■ Exercise prompt
Print all of the data exactly.

■ Rows from a dataset
** begin **
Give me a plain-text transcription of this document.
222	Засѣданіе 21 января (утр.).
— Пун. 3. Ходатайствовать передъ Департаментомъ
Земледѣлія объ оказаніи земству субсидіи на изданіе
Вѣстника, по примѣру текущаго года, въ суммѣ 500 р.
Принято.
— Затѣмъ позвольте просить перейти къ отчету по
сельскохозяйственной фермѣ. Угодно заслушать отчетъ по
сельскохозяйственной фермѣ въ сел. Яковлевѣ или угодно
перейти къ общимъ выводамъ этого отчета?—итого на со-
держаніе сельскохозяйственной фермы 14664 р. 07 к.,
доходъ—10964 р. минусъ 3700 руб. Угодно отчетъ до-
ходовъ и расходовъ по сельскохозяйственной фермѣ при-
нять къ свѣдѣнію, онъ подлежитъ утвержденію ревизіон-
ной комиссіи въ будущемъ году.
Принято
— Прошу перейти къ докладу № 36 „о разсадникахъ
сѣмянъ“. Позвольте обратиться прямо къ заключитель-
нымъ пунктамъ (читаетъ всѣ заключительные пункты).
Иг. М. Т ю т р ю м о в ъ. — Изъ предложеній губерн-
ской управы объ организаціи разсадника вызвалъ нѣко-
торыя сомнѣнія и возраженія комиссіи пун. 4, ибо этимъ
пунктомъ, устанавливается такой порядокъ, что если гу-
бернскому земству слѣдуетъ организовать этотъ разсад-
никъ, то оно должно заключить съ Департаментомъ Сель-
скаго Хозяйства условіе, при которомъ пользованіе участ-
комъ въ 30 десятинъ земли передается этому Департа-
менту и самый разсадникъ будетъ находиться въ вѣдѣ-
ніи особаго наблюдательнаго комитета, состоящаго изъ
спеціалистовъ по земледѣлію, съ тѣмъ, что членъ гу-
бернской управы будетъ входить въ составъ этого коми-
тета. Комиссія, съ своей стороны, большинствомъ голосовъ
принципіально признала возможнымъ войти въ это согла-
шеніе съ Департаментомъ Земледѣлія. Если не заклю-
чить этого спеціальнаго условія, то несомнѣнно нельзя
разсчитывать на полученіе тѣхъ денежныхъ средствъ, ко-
** end **
■ Written answer
Give me a plain-text transcription of this document.
222	Засѣданіе 21 января (утр.).
— Пун. 3. Ходатайствовать передъ Департаментомъ
Земледѣлія объ оказаніи земству субсидіи на изданіе
Вѣстника, по примѣру текущаго года, въ суммѣ 500 р.
Принято.
— Затѣмъ позвольте просить перейти къ отчету по
сельскохозяйственной фермѣ. Угодно заслушать отчетъ по
сельскохозяйственной фермѣ въ сел. Яковлевѣ или угодно
перейти къ общимъ выводамъ этого отчета?—итого на со-
держаніе сельскохозяйственной фермы 14664 р. 07 к.,
доходъ—10964 р. минусъ 3700 руб. Угодно отчетъ до-
ходовъ и расходовъ по сельскохозяйственной фермѣ при-
нять къ свѣдѣнію, онъ подлежитъ утвержденію ревизіон-
ной комиссіи въ будущемъ году.
Принято
— Прошу перейти къ докладу № 36 „о разсадникахъ
сѣмянъ“. Позвольте обратиться прямо къ заключитель-
нымъ пунктамъ (читаетъ всѣ заключительные пункты).
Иг. М. Т ю т р ю м о в ъ. — Изъ предложеній губерн-
ской управы объ организаціи разсадника вызвалъ нѣко-
торыя сомнѣнія и возраженія комиссіи пун. 4, ибо этимъ
пунктомъ, устанавливается такой порядокъ, что если гу-
бернскому земству слѣдуетъ организовать этотъ разсад-
никъ, то оно должно заключить съ Департаментомъ Сель-
скаго Хозяйства условіе, при которомъ пользованіе участ-
комъ въ 30 десятинъ земли передается этому Департа-
менту и самый разсадникъ будетъ находиться въ вѣдѣ-
ніи особаго наблюдательнаго комитета, состоящаго изъ
спеціалистовъ по земледѣлію, съ тѣмъ, что членъ гу-
бернской управы будетъ входить въ составъ этого коми-
тета. Комиссія, съ своей стороны, большинствомъ голосовъ
принципіально признала возможнымъ войти въ это согла-
шеніе съ Департаментомъ Земледѣлія. Если не заклю-
чить этого спеціальнаго условія, то несомнѣнно нельзя
разсчитывать на полученіе тѣхъ денежныхъ средствъ, ко-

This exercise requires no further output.